* _The exercise_
Can you print the data exactly and leave out each image?

* _Records_
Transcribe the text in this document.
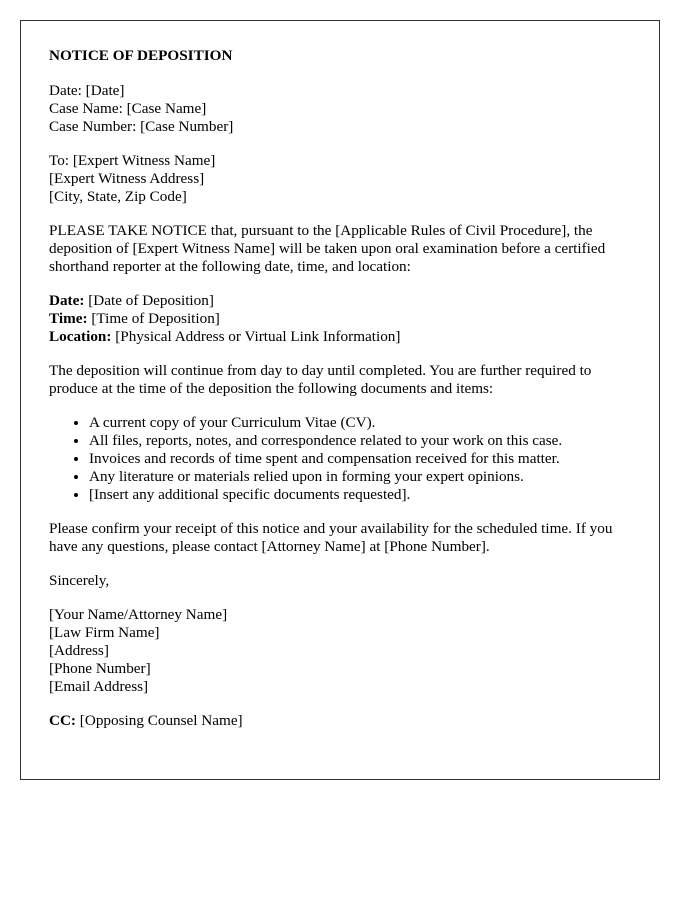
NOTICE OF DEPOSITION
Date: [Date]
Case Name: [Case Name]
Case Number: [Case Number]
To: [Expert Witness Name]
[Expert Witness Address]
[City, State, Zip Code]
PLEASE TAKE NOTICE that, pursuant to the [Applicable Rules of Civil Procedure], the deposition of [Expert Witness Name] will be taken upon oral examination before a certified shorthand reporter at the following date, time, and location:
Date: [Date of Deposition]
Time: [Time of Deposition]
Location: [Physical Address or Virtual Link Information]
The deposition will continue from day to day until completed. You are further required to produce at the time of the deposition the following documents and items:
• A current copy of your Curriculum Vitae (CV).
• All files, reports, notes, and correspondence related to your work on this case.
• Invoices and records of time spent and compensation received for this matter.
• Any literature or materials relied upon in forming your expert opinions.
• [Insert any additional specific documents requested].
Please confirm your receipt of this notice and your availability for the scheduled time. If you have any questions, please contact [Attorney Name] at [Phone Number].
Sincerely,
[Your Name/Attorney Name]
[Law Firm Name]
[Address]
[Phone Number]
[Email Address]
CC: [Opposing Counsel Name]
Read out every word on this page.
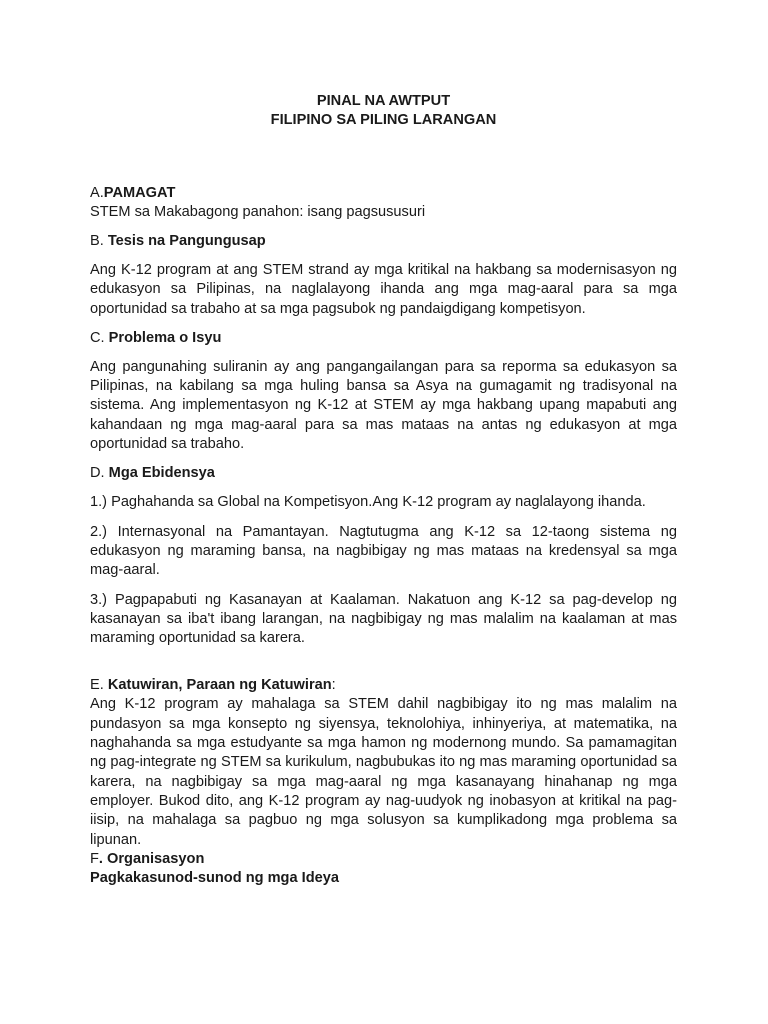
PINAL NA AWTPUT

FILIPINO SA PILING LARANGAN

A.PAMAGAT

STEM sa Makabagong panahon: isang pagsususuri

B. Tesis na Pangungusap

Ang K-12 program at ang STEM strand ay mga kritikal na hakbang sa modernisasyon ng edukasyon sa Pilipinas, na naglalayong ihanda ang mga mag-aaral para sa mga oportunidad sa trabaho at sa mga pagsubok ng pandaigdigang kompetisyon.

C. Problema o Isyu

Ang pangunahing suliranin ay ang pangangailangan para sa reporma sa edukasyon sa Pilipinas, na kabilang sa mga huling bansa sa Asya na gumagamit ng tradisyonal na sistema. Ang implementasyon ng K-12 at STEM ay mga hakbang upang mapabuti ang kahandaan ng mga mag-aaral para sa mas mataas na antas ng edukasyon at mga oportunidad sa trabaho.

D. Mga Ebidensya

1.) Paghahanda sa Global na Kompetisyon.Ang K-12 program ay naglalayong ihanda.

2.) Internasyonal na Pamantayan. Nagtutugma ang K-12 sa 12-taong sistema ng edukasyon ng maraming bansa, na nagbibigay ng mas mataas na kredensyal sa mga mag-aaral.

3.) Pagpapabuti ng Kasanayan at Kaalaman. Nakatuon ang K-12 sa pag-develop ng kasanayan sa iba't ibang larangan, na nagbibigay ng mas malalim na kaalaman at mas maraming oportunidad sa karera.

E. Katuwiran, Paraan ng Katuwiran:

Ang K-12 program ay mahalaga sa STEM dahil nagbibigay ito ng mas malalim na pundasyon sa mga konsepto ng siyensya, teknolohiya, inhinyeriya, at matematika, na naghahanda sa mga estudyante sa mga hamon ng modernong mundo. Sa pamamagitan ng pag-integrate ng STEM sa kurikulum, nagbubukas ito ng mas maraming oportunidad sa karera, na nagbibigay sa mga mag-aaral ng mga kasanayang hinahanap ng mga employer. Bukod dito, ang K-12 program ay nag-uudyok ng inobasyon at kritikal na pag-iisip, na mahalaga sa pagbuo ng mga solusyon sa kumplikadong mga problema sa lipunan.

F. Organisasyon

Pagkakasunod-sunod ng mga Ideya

* _The completed task_
Transcribe the text in this document.
NOTICE OF DEPOSITION
Date: [Date]
Case Name: [Case Name]
Case Number: [Case Number]
To: [Expert Witness Name]
[Expert Witness Address]
[City, State, Zip Code]
PLEASE TAKE NOTICE that, pursuant to the [Applicable Rules of Civil Procedure], the deposition of [Expert Witness Name] will be taken upon oral examination before a certified shorthand reporter at the following date, time, and location:
Date: [Date of Deposition]
Time: [Time of Deposition]
Location: [Physical Address or Virtual Link Information]
The deposition will continue from day to day until completed. You are further required to produce at the time of the deposition the following documents and items:
• A current copy of your Curriculum Vitae (CV).
• All files, reports, notes, and correspondence related to your work on this case.
• Invoices and records of time spent and compensation received for this matter.
• Any literature or materials relied upon in forming your expert opinions.
• [Insert any additional specific documents requested].
Please confirm your receipt of this notice and your availability for the scheduled time. If you have any questions, please contact [Attorney Name] at [Phone Number].
Sincerely,
[Your Name/Attorney Name]
[Law Firm Name]
[Address]
[Phone Number]
[Email Address]
CC: [Opposing Counsel Name]
Read out every word on this page.
PINAL NA AWTPUT

FILIPINO SA PILING LARANGAN

A.PAMAGAT

STEM sa Makabagong panahon: isang pagsususuri

B. Tesis na Pangungusap

Ang K-12 program at ang STEM strand ay mga kritikal na hakbang sa modernisasyon ng edukasyon sa Pilipinas, na naglalayong ihanda ang mga mag-aaral para sa mga oportunidad sa trabaho at sa mga pagsubok ng pandaigdigang kompetisyon.

C. Problema o Isyu

Ang pangunahing suliranin ay ang pangangailangan para sa reporma sa edukasyon sa Pilipinas, na kabilang sa mga huling bansa sa Asya na gumagamit ng tradisyonal na sistema. Ang implementasyon ng K-12 at STEM ay mga hakbang upang mapabuti ang kahandaan ng mga mag-aaral para sa mas mataas na antas ng edukasyon at mga oportunidad sa trabaho.

D. Mga Ebidensya

1.) Paghahanda sa Global na Kompetisyon.Ang K-12 program ay naglalayong ihanda.

2.) Internasyonal na Pamantayan. Nagtutugma ang K-12 sa 12-taong sistema ng edukasyon ng maraming bansa, na nagbibigay ng mas mataas na kredensyal sa mga mag-aaral.

3.) Pagpapabuti ng Kasanayan at Kaalaman. Nakatuon ang K-12 sa pag-develop ng kasanayan sa iba't ibang larangan, na nagbibigay ng mas malalim na kaalaman at mas maraming oportunidad sa karera.

E. Katuwiran, Paraan ng Katuwiran:

Ang K-12 program ay mahalaga sa STEM dahil nagbibigay ito ng mas malalim na pundasyon sa mga konsepto ng siyensya, teknolohiya, inhinyeriya, at matematika, na naghahanda sa mga estudyante sa mga hamon ng modernong mundo. Sa pamamagitan ng pag-integrate ng STEM sa kurikulum, nagbubukas ito ng mas maraming oportunidad sa karera, na nagbibigay sa mga mag-aaral ng mga kasanayang hinahanap ng mga employer. Bukod dito, ang K-12 program ay nag-uudyok ng inobasyon at kritikal na pag-iisip, na mahalaga sa pagbuo ng mga solusyon sa kumplikadong mga problema sa lipunan.

F. Organisasyon

Pagkakasunod-sunod ng mga Ideya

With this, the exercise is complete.